▶ Work to do
Make an exact copy of the records, with the images left out.

Stored data entries:

[Begin]

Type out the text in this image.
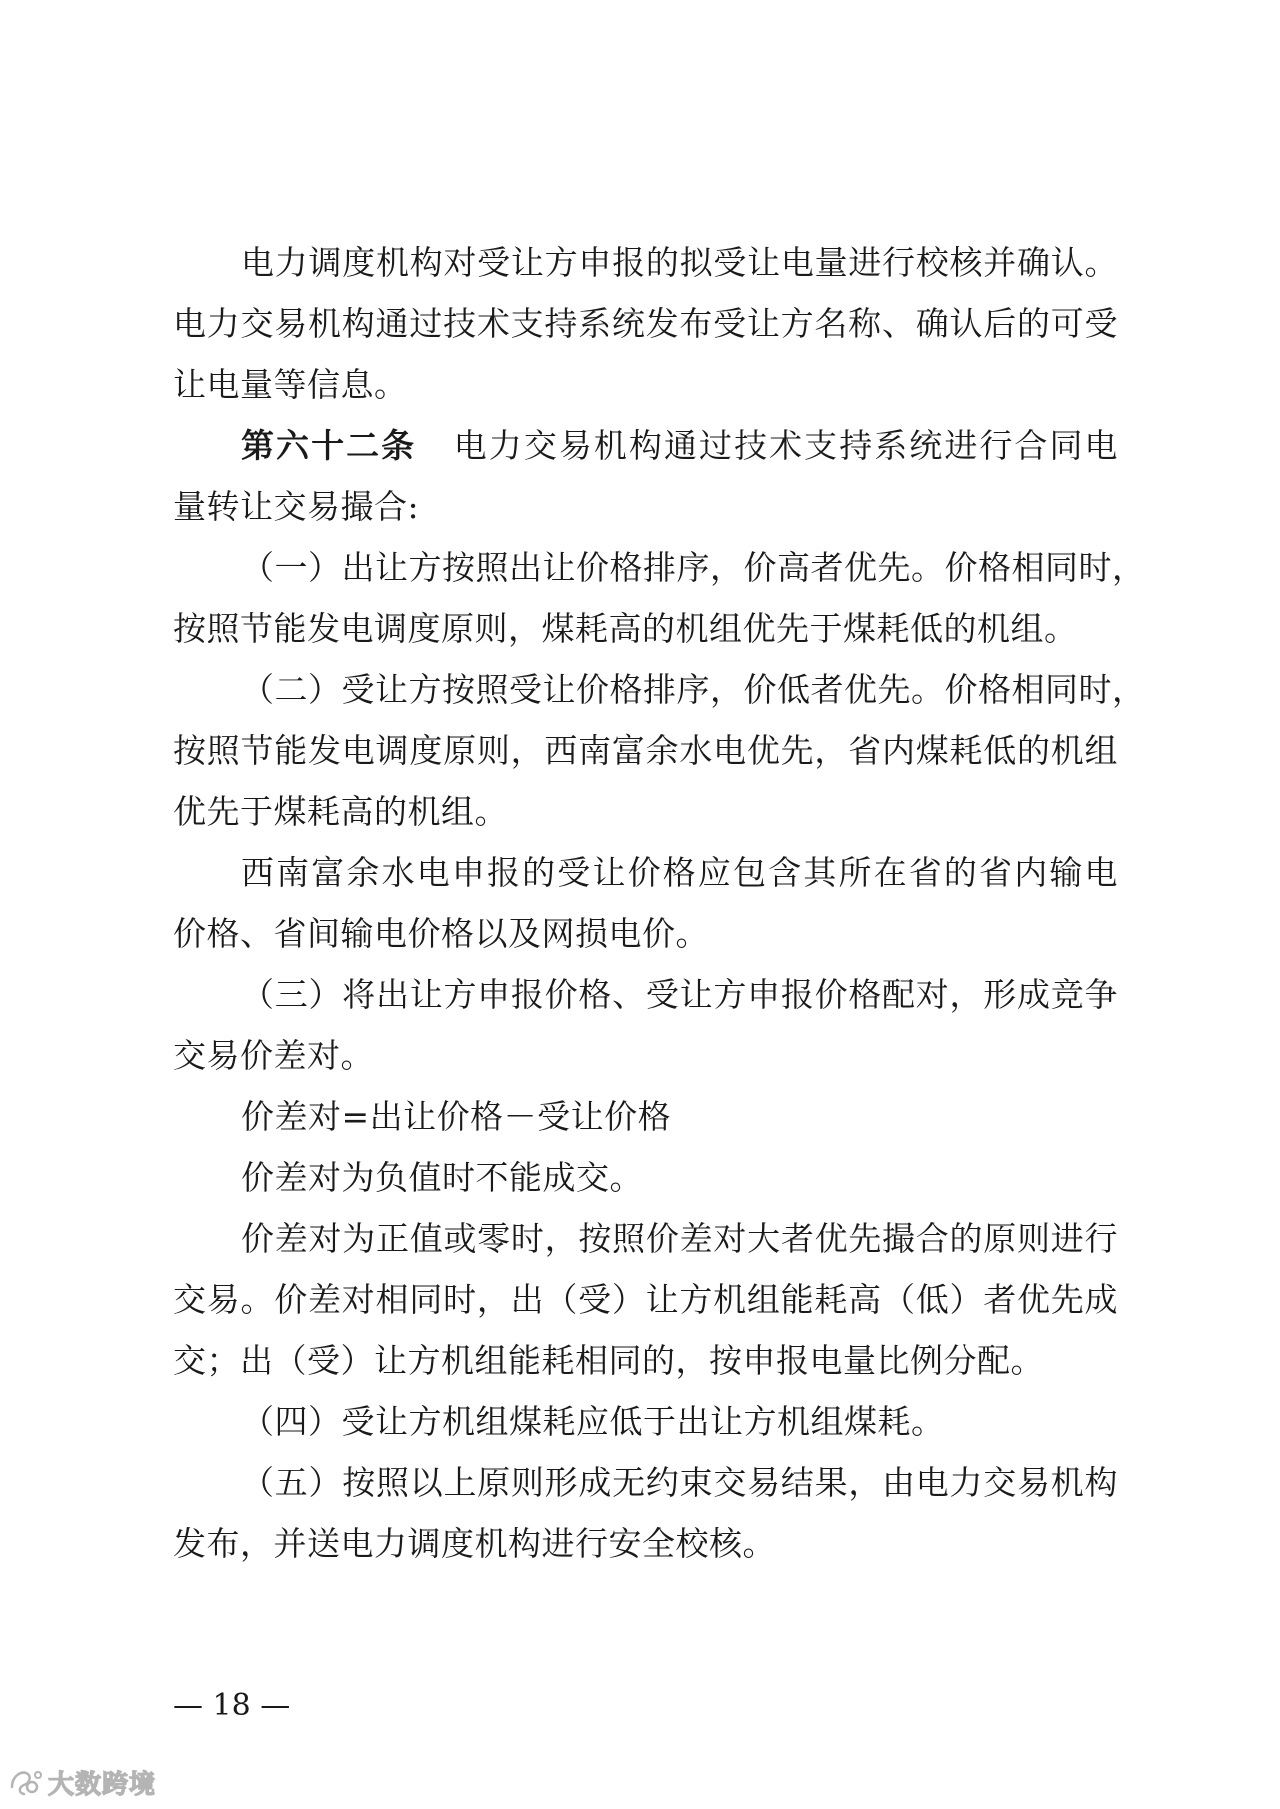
电力调度机构对受让方申报的拟受让电量进行校核并确认。
电力交易机构通过技术支持系统发布受让方名称、确认后的可受
让电量等信息。
第六十二条 电力交易机构通过技术支持系统进行合同电
量转让交易撮合:
（一）出让方按照出让价格排序，价高者优先。价格相同时，
按照节能发电调度原则，煤耗高的机组优先于煤耗低的机组。
（二）受让方按照受让价格排序，价低者优先。价格相同时，
按照节能发电调度原则，西南富余水电优先，省内煤耗低的机组
优先于煤耗高的机组。
西南富余水电申报的受让价格应包含其所在省的省内输电
价格、省间输电价格以及网损电价。
（三）将出让方申报价格、受让方申报价格配对，形成竞争
交易价差对。
价差对=出让价格－受让价格
价差对为负值时不能成交。
价差对为正值或零时，按照价差对大者优先撮合的原则进行
交易。价差对相同时，出（受）让方机组能耗高（低）者优先成
交；出（受）让方机组能耗相同的，按申报电量比例分配。
（四）受让方机组煤耗应低于出让方机组煤耗。
（五）按照以上原则形成无约束交易结果，由电力交易机构
发布，并送电力调度机构进行安全校核。
— 18 —
大数跨境
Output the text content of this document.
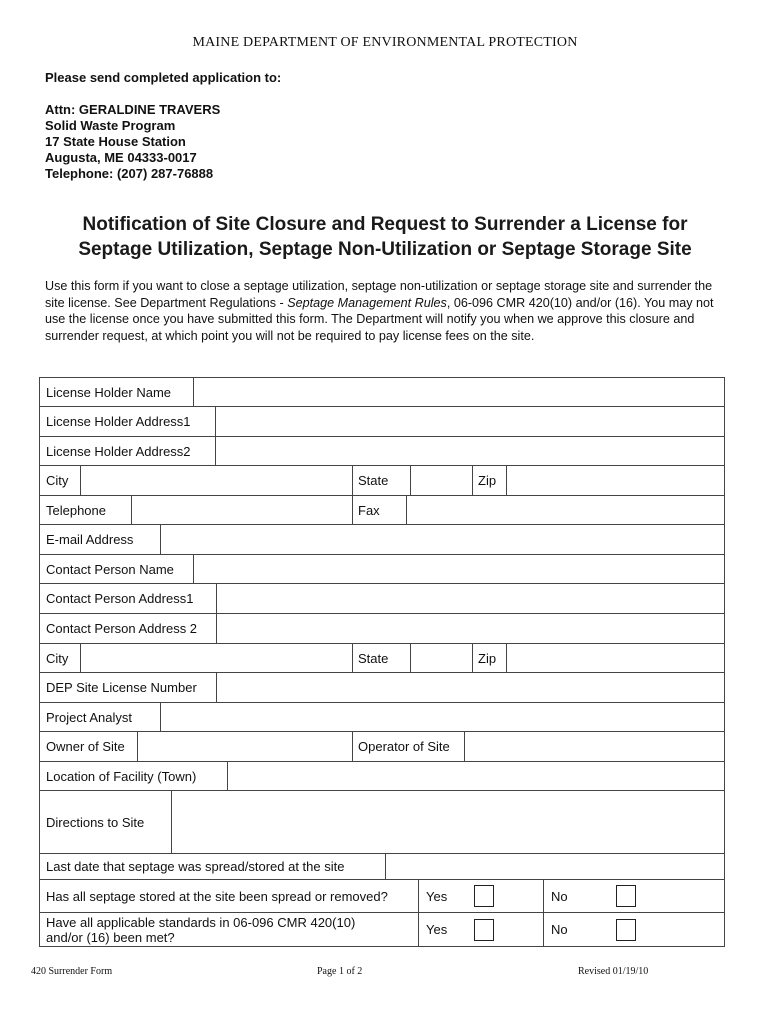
MAINE DEPARTMENT OF ENVIRONMENTAL PROTECTION
Please send completed application to:
Attn: GERALDINE TRAVERS
Solid Waste Program
17 State House Station
Augusta, ME 04333-0017
Telephone: (207) 287-76888
Notification of Site Closure and Request to Surrender a License for
Septage Utilization, Septage Non-Utilization or Septage Storage Site
Use this form if you want to close a septage utilization, septage non-utilization or septage storage site and surrender the site license. See Department Regulations - Septage Management Rules, 06-096 CMR 420(10) and/or (16). You may not use the license once you have submitted this form. The Department will notify you when we approve this closure and surrender request, at which point you will not be required to pay license fees on the site.
License Holder Name
License Holder Address1
License Holder Address2
City	State	Zip
Telephone	Fax
E-mail Address
Contact Person Name
Contact Person Address1
Contact Person Address 2
City	State	Zip
DEP Site License Number
Project Analyst
Owner of Site	Operator of Site
Location of Facility (Town)
Directions to Site
Last date that septage was spread/stored at the site
Has all septage stored at the site been spread or removed?	Yes	No
Have all applicable standards in 06-096 CMR 420(10) and/or (16) been met?	Yes	No
420 Surrender Form	Page 1 of 2	Revised 01/19/10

[End]

▶ Finished task
Type out the text in this image.
电力调度机构对受让方申报的拟受让电量进行校核并确认。
电力交易机构通过技术支持系统发布受让方名称、确认后的可受
让电量等信息。
第六十二条 电力交易机构通过技术支持系统进行合同电
量转让交易撮合:
（一）出让方按照出让价格排序，价高者优先。价格相同时，
按照节能发电调度原则，煤耗高的机组优先于煤耗低的机组。
（二）受让方按照受让价格排序，价低者优先。价格相同时，
按照节能发电调度原则，西南富余水电优先，省内煤耗低的机组
优先于煤耗高的机组。
西南富余水电申报的受让价格应包含其所在省的省内输电
价格、省间输电价格以及网损电价。
（三）将出让方申报价格、受让方申报价格配对，形成竞争
交易价差对。
价差对=出让价格－受让价格
价差对为负值时不能成交。
价差对为正值或零时，按照价差对大者优先撮合的原则进行
交易。价差对相同时，出（受）让方机组能耗高（低）者优先成
交；出（受）让方机组能耗相同的，按申报电量比例分配。
（四）受让方机组煤耗应低于出让方机组煤耗。
（五）按照以上原则形成无约束交易结果，由电力交易机构
发布，并送电力调度机构进行安全校核。
— 18 —
大数跨境
Output the text content of this document.
MAINE DEPARTMENT OF ENVIRONMENTAL PROTECTION
Please send completed application to:
Attn: GERALDINE TRAVERS
Solid Waste Program
17 State House Station
Augusta, ME 04333-0017
Telephone: (207) 287-76888
Notification of Site Closure and Request to Surrender a License for
Septage Utilization, Septage Non-Utilization or Septage Storage Site
Use this form if you want to close a septage utilization, septage non-utilization or septage storage site and surrender the site license. See Department Regulations - Septage Management Rules, 06-096 CMR 420(10) and/or (16). You may not use the license once you have submitted this form. The Department will notify you when we approve this closure and surrender request, at which point you will not be required to pay license fees on the site.
License Holder Name
License Holder Address1
License Holder Address2
City	State	Zip
Telephone	Fax
E-mail Address
Contact Person Name
Contact Person Address1
Contact Person Address 2
City	State	Zip
DEP Site License Number
Project Analyst
Owner of Site	Operator of Site
Location of Facility (Town)
Directions to Site
Last date that septage was spread/stored at the site
Has all septage stored at the site been spread or removed?	Yes	No
Have all applicable standards in 06-096 CMR 420(10) and/or (16) been met?	Yes	No
420 Surrender Form	Page 1 of 2	Revised 01/19/10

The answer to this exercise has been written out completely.